-- Start SOURCE DATA --

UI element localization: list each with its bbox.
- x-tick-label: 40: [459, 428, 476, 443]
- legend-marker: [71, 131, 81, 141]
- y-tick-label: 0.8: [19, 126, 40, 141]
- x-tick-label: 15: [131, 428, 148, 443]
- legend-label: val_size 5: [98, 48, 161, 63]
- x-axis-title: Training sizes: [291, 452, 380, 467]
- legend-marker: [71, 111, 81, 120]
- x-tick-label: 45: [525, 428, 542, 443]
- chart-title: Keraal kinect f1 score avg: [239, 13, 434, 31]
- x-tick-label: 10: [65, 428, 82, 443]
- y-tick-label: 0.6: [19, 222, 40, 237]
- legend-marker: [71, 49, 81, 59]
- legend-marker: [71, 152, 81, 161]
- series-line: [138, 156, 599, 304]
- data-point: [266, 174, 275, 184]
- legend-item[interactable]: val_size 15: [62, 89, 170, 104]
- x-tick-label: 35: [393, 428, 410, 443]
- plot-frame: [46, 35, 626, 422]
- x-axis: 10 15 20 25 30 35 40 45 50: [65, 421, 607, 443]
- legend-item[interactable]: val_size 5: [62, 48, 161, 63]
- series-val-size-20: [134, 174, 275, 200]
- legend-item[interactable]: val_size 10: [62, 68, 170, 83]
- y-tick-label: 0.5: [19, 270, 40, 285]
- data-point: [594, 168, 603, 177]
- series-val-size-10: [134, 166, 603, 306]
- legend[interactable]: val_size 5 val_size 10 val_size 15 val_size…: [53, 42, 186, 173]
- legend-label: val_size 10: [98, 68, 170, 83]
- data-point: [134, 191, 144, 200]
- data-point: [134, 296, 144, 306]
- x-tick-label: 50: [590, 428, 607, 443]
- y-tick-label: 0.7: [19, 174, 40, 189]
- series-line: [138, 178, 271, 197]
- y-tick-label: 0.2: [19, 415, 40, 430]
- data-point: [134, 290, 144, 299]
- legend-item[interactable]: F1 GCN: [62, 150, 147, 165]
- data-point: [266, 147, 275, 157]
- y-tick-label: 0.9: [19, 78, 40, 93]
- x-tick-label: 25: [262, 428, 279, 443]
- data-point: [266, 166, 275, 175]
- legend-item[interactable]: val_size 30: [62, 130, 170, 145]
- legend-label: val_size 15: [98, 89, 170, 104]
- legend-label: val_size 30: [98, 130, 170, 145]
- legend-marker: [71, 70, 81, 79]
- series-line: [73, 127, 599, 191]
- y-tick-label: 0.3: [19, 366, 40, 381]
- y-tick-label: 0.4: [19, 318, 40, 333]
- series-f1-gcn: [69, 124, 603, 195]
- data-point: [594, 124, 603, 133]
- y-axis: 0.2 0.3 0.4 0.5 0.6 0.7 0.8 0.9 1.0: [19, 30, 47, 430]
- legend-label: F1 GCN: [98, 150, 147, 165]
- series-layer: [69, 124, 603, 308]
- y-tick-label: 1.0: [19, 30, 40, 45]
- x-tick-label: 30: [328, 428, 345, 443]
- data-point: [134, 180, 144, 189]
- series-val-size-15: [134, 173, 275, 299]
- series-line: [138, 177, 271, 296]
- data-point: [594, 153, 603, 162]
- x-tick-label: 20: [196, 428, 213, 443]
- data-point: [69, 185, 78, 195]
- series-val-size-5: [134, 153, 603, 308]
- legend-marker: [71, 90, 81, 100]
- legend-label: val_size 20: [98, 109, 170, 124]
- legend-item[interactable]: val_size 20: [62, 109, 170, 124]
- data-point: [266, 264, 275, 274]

-- End SOURCE DATA --

**THE PROBLEM:** Reproduce the listing precisely, starting with its first line and continuing through the line that contains "- plot-frame: [46, 35, 626, 422]", with both of those lines included.

**EXPECTED OUTPUT:**
UI element localization: list each with its bbox.
- x-tick-label: 40: [459, 428, 476, 443]
- legend-marker: [71, 131, 81, 141]
- y-tick-label: 0.8: [19, 126, 40, 141]
- x-tick-label: 15: [131, 428, 148, 443]
- legend-label: val_size 5: [98, 48, 161, 63]
- x-axis-title: Training sizes: [291, 452, 380, 467]
- legend-marker: [71, 111, 81, 120]
- x-tick-label: 45: [525, 428, 542, 443]
- chart-title: Keraal kinect f1 score avg: [239, 13, 434, 31]
- x-tick-label: 10: [65, 428, 82, 443]
- y-tick-label: 0.6: [19, 222, 40, 237]
- legend-marker: [71, 49, 81, 59]
- legend-marker: [71, 152, 81, 161]
- series-line: [138, 156, 599, 304]
- data-point: [266, 174, 275, 184]
- legend-item[interactable]: val_size 15: [62, 89, 170, 104]
- x-tick-label: 35: [393, 428, 410, 443]
- plot-frame: [46, 35, 626, 422]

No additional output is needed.